**Exercise instructions**
Count every line of the listing where the string "سالم" occurs, and reply with the count alone.
· · · · ·
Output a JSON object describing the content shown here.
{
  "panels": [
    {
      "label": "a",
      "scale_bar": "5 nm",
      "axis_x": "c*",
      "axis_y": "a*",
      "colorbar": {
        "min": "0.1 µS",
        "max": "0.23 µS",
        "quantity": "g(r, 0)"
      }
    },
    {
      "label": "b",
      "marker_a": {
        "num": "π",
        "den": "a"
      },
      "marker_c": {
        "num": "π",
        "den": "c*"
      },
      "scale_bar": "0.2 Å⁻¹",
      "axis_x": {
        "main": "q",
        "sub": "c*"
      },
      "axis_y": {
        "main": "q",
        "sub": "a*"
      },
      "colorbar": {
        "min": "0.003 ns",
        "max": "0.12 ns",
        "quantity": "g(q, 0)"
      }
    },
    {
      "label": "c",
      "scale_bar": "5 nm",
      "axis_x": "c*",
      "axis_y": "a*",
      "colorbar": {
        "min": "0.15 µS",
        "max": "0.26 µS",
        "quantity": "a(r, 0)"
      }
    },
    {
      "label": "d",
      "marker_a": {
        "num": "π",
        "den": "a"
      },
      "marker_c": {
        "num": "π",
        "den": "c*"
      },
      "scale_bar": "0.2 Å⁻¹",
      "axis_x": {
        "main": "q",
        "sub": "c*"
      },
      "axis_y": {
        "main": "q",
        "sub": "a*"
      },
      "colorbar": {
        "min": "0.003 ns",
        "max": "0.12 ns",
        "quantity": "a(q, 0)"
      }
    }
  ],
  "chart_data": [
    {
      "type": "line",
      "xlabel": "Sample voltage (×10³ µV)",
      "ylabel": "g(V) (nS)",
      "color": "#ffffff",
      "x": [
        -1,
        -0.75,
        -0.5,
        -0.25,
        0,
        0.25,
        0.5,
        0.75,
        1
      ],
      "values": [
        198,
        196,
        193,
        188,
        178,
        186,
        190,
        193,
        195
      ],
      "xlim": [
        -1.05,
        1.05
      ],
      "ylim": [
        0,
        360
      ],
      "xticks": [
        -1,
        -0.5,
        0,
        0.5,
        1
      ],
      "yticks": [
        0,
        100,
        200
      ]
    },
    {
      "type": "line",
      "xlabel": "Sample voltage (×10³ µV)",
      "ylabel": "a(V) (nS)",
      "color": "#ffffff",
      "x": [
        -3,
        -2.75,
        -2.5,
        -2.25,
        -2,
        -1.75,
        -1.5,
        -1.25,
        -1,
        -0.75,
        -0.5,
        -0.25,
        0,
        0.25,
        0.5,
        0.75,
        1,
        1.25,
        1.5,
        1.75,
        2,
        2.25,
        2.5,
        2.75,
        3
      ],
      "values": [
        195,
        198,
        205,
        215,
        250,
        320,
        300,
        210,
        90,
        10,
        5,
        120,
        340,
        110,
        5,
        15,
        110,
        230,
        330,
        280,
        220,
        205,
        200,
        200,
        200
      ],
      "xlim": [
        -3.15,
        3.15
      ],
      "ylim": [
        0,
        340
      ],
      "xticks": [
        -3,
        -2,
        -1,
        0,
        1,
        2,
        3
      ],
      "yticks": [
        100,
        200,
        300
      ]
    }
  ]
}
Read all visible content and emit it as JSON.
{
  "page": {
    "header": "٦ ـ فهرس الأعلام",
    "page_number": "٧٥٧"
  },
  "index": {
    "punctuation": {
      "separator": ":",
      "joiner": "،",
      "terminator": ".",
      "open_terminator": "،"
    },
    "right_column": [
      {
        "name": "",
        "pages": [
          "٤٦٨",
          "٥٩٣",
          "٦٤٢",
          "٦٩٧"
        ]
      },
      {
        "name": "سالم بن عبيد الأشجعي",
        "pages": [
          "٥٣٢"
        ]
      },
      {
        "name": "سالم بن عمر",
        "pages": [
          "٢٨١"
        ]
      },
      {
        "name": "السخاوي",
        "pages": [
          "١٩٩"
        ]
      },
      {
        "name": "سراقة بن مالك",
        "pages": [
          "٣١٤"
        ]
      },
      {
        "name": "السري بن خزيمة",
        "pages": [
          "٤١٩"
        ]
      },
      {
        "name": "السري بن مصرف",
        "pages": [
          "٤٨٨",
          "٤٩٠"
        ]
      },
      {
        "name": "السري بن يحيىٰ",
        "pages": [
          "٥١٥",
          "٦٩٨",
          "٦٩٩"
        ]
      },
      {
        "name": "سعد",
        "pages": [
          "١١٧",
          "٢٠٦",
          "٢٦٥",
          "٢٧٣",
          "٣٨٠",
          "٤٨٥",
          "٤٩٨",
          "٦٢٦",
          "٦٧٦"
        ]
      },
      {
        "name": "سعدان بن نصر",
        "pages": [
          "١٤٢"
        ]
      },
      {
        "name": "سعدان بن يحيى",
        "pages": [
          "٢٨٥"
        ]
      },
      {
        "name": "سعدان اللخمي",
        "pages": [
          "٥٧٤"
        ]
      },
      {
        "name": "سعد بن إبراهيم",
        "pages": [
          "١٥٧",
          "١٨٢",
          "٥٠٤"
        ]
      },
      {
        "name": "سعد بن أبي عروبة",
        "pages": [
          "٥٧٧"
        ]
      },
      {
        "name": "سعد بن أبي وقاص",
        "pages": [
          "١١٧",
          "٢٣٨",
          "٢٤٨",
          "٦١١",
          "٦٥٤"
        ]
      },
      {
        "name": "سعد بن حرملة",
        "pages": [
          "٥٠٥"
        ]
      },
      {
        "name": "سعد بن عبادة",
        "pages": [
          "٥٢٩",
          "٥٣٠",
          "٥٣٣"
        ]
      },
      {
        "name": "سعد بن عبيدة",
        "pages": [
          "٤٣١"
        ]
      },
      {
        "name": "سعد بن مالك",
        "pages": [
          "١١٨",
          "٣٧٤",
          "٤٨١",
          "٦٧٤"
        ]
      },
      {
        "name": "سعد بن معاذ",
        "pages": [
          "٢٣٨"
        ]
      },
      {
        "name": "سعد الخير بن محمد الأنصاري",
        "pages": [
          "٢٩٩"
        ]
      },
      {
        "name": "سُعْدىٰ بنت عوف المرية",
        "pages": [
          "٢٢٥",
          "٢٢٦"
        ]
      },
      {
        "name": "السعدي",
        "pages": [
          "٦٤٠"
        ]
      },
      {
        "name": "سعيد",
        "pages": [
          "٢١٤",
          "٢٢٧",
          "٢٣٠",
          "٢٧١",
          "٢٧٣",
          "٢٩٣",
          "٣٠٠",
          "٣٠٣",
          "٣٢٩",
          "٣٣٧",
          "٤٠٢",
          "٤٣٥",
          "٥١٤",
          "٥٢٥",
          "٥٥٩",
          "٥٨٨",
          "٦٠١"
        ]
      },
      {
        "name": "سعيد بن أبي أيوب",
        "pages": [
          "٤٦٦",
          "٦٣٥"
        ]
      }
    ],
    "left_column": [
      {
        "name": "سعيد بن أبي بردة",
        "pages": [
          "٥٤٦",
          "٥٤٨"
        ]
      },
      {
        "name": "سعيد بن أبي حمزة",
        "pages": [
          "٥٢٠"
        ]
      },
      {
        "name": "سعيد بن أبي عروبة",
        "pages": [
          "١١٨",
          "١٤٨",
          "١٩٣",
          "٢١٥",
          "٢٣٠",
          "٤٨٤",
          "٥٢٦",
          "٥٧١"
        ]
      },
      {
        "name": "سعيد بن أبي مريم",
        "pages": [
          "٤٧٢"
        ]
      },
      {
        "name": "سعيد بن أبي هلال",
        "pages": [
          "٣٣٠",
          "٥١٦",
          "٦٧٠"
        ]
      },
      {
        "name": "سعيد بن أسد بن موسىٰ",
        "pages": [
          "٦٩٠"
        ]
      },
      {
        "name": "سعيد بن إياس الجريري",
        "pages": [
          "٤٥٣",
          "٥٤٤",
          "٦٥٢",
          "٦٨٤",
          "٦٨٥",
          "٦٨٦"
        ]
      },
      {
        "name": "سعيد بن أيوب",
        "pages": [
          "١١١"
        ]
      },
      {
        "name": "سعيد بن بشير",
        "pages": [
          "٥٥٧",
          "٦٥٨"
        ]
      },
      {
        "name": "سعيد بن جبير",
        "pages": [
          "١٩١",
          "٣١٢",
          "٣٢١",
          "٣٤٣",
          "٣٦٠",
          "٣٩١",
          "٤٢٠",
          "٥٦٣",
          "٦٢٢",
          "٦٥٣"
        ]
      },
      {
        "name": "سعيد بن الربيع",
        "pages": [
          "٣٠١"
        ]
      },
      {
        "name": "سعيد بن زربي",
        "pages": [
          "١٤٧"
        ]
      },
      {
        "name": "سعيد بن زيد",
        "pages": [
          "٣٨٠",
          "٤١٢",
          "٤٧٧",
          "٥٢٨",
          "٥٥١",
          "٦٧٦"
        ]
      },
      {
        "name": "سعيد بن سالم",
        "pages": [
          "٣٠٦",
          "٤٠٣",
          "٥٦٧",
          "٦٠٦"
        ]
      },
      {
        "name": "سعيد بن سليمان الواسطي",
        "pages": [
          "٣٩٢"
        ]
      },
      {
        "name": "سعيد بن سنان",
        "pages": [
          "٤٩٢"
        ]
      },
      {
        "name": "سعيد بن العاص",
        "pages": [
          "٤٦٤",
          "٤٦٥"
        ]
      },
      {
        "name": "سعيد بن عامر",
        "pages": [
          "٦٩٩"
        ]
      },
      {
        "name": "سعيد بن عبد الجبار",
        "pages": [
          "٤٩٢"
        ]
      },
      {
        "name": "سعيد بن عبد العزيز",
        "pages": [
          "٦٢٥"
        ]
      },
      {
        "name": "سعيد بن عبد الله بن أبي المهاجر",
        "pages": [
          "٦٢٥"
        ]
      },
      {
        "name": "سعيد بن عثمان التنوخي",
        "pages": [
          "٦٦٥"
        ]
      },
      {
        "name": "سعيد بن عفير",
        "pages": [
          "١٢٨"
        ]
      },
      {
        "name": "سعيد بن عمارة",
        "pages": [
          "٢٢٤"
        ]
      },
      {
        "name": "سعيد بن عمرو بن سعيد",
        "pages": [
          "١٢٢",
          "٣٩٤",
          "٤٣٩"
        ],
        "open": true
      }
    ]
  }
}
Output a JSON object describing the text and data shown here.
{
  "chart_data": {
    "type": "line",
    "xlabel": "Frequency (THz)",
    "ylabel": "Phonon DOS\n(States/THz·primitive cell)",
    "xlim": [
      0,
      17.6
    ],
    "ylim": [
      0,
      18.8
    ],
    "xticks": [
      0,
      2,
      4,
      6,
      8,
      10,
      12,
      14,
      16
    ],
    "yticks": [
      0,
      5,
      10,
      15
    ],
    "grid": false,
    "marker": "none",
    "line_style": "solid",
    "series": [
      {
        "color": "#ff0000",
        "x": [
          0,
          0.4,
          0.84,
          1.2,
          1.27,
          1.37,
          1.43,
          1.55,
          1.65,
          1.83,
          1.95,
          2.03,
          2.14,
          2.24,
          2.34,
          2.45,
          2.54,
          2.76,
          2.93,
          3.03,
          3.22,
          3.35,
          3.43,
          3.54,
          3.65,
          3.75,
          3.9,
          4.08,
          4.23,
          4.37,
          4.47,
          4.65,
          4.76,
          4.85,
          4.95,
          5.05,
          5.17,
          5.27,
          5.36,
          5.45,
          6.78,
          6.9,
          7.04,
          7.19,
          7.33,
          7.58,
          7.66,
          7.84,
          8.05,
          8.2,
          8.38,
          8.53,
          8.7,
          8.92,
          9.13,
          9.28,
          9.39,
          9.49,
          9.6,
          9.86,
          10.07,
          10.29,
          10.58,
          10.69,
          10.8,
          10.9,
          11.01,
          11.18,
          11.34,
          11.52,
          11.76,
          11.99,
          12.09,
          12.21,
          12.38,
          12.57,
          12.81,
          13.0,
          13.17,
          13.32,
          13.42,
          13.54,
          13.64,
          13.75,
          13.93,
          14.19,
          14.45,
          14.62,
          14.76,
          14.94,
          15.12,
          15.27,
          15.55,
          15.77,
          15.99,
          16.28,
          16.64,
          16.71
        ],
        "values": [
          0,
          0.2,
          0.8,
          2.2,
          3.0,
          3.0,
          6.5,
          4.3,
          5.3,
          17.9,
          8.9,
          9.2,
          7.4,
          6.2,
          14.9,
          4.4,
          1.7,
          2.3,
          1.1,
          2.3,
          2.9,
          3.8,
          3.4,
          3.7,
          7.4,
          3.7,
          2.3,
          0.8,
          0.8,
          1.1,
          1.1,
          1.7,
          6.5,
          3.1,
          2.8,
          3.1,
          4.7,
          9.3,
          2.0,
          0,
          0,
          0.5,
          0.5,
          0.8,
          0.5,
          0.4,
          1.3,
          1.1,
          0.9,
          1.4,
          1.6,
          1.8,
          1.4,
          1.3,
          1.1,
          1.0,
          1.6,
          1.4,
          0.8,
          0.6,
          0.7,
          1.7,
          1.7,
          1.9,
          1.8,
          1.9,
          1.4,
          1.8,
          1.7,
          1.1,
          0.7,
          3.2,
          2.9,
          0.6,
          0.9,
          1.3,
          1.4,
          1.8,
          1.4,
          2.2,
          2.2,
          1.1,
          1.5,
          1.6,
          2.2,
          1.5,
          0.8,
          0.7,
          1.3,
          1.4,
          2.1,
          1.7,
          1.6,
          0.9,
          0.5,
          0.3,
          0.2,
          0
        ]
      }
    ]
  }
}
· · · · ·
**Answer**
3